··· Selected extract

Trained Model Generation Method, Trained Model Generation Device, and Recording Medium

This is a continuation application of PCT International Application No. PCT/JP2023/040753 filed on Nov. 13, 2023, designating the United States of America, which is based on and claims priority of Japanese Patent Application No. 2023-142857 filed on Sep. 4, 2023 and U.S. Provisional Patent Application No. 63/438,867 filed on Jan. 13, 2023. The entire disclosures of the above-identified applications, including the specifications, drawings and claims are incorporated herein by reference in their entirety.

The present disclosure relates to a trained model generation method, a trained model generation device, and a recording medium.

The 2025 problem in Japan is an aging society problem in which all eight million people belonging to what is called “Dankai no Sedai” (the baby boomer generation) will reach the ages of 75 or older, resulting in a quarter of the nation's population reaching the ages of 75 or older. This problem involves a problem of a labor shortage caused by increasing demands for medical and caregiving services.

Against this backdrop, the number of subjects of nursing and care who are looked after by health care workers and caregivers is increasing. As a result, a small change in a physical condition that may lead to an anomaly in physical condition may be overlooked. If a small change in a physical condition is overlooked, there is a risk that a subject may become more severely ill.

To deal with this, for example, Patent Literature (PTL) 1 discloses a technique of notifying an appropriate recipient of an anomaly in a monitored person when an anomaly in the monitored person is determined. Accordingly, an anomaly of the monitored person can be notified to an appropriate monitoring person in accordance with an anomaly state of the monitored person.

However, in the case where a chronic change in a physical condition has occurred in a subject, the technique according to PTL 1 described above may decrease an anomaly detection performance.

In view of the above, the present disclosure provides a trained model generation method, a trained model generation device, and a recording medium capable of assisting in detecting an anomaly in a subject with high precision in the case where a chronic change in a physical condition has occurred in the subject.

······
··· Raw data

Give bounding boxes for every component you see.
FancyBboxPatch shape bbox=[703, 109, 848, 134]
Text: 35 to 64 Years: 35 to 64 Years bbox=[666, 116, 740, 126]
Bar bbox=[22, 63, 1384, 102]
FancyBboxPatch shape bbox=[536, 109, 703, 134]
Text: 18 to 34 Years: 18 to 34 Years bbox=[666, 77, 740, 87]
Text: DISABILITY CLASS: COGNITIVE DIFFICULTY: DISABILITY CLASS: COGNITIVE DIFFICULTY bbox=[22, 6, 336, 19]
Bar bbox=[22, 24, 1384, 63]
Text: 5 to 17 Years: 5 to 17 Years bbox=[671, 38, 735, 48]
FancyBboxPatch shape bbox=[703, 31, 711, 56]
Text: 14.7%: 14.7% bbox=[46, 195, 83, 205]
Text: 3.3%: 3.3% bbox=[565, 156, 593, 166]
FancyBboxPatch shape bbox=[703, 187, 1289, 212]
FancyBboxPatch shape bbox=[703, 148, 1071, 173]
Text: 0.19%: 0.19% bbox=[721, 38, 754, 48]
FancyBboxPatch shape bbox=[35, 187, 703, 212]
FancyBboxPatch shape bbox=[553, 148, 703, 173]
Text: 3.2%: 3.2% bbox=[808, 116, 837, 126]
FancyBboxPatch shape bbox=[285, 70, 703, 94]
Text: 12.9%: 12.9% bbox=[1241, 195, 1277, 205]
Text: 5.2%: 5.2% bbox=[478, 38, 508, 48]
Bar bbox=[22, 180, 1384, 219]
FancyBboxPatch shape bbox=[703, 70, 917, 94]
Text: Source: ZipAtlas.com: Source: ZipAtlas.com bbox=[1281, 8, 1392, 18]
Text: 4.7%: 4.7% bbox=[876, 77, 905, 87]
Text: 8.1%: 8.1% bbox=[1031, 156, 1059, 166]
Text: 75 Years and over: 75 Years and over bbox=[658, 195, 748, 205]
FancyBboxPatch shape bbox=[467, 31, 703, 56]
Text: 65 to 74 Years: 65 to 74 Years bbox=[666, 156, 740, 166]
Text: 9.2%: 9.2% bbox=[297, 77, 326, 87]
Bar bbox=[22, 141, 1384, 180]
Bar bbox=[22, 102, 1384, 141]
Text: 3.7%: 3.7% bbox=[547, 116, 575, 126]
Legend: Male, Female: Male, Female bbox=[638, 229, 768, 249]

······

> **Task requirements**:
**a)** List every application named in the first paragraph of the patent excerpt on trained model generation, with its filing date.
**b)** Repeat word for word the stretch of the patent excerpt from "To deal with" through "the monitored person.".
**c)** Carry on the patent excerpt on trained model generation, starting after its final sentence.
This data comes from a different source than the patent excerpt.

> **Per-task answers**:
**a)**
- PCT International Application No. PCT/JP2023/040753, filed on Nov. 13, 2023
- Japanese Patent Application No. 2023-142857, filed on Sep. 4, 2023
- U.S. Provisional Patent Application No. 63/438,867, filed on Jan. 13, 2023

**b)**
To deal with this, for example, Patent Literature (PTL) 1 discloses a technique of notifying an appropriate recipient of an anomaly in a monitored person when an anomaly in the monitored person is determined. Accordingly, an anomaly of the monitored person can be notified to an appropriate monitoring person in accordance with an anomaly state of the monitored person.

**c)**
A trained model generation method according to an aspect of the present disclosure is a method for generating a trained model that uses, as an input, a feature based on activity data on a subject and outputs an anomaly score indicating a degree of an anomaly in a physical condition of the subject. In the trained model generation method, a first trained model is a model that has been trained using first activity data on the subject, the first activity data being obtained during a first period in the past. The trained model generation method includes: obtaining the first activity data on the subject and second activity data on the subject, the second activity data being obtained during a second period that is after the first period; determining whether a difference exists between the first activity data and the second activity data; and causing a second trained model to be generated using third activity data on the subject when a difference exists between the first activity data and the second activity data, the third activity data being obtained most recently.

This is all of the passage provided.